> **Task inputs**
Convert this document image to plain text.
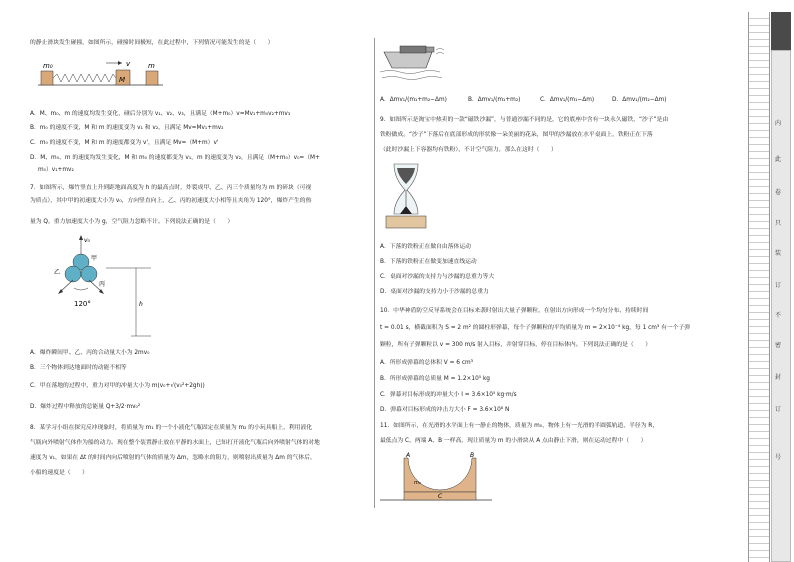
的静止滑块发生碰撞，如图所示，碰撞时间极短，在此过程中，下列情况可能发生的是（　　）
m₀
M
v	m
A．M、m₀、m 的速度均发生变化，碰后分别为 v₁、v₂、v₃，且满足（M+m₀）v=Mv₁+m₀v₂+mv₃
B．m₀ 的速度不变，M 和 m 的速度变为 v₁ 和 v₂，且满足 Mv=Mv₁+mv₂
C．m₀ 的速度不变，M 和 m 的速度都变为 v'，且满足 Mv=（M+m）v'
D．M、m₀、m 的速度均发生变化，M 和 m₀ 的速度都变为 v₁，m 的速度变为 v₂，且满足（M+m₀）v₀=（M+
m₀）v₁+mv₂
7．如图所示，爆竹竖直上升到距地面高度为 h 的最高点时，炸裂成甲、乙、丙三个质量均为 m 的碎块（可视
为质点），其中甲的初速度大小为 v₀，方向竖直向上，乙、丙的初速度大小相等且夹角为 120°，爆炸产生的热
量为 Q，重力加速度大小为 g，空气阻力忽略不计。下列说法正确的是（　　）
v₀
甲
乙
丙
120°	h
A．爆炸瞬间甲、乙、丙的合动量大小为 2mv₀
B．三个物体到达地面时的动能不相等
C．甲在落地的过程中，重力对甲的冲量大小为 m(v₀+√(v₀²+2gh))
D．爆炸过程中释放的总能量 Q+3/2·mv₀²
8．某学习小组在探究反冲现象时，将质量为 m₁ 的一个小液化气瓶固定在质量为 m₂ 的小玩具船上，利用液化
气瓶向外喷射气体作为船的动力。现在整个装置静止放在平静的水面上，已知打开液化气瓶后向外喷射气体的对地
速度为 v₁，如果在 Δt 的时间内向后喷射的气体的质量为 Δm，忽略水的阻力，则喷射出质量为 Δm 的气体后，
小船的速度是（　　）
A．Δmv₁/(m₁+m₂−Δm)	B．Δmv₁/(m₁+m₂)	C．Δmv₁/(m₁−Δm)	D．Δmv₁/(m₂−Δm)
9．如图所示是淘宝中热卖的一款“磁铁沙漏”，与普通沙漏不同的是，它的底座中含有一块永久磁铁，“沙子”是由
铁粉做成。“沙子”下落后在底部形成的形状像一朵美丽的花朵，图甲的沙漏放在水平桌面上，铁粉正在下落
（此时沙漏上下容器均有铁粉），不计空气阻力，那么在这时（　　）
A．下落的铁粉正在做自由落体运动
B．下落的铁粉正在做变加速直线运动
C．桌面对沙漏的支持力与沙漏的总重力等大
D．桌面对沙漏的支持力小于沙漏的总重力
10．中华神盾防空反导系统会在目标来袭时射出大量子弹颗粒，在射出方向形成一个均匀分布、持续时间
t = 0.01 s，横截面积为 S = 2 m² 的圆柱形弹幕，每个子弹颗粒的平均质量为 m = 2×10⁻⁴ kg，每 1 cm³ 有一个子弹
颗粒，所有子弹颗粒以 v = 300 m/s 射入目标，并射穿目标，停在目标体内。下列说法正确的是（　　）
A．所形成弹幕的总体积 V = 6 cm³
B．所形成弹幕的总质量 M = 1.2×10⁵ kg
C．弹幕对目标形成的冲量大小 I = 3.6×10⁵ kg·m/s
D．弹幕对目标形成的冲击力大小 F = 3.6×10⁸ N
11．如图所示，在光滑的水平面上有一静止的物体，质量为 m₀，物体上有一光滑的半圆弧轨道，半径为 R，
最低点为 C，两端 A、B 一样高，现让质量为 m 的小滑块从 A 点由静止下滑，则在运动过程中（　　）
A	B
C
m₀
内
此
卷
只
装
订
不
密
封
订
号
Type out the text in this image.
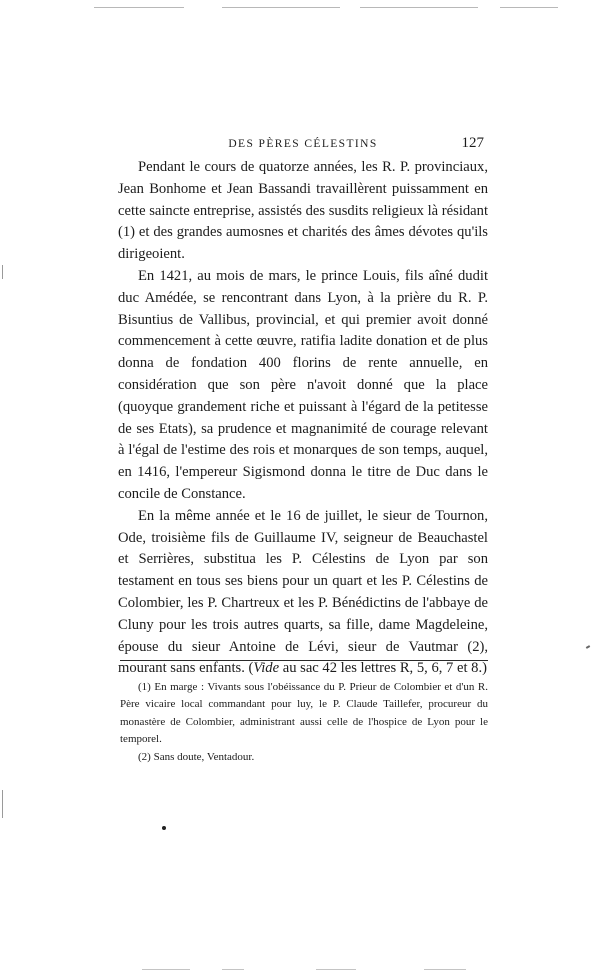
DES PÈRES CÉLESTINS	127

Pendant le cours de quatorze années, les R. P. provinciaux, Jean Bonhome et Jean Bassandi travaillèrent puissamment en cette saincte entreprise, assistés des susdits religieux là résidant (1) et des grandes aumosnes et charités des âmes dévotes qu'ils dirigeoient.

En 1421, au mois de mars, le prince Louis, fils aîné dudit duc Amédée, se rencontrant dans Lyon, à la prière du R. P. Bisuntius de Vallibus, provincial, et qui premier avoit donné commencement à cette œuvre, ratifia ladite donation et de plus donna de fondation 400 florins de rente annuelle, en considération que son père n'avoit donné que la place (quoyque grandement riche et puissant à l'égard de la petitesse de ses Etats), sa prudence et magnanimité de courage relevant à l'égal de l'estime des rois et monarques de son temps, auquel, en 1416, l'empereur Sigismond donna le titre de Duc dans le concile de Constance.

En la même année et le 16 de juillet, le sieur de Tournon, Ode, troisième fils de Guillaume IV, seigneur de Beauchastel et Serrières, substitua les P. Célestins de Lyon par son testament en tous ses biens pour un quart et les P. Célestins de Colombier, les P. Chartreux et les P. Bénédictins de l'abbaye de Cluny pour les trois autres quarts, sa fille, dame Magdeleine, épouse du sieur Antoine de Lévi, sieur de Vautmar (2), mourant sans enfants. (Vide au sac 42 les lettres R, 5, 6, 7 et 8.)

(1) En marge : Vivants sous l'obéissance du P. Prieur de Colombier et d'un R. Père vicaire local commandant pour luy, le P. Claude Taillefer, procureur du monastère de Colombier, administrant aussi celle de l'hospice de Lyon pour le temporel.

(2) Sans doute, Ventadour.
* * *
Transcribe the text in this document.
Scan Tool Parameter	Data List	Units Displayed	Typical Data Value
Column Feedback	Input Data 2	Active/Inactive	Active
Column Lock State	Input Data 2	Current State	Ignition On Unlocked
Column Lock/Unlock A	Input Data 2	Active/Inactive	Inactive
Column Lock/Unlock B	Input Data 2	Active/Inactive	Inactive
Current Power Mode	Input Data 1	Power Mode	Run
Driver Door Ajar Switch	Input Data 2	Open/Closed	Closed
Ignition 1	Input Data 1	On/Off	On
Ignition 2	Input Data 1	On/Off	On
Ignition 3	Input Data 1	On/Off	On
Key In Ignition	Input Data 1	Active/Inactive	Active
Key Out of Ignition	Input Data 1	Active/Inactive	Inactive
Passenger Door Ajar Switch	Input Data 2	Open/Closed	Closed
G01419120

> **Short problem**
List each line of the records that holds the string "Door".

> **Response below**
Driver Door Ajar Switch	Input Data 2	Open/Closed	Closed
Passenger Door Ajar Switch	Input Data 2	Open/Closed	Closed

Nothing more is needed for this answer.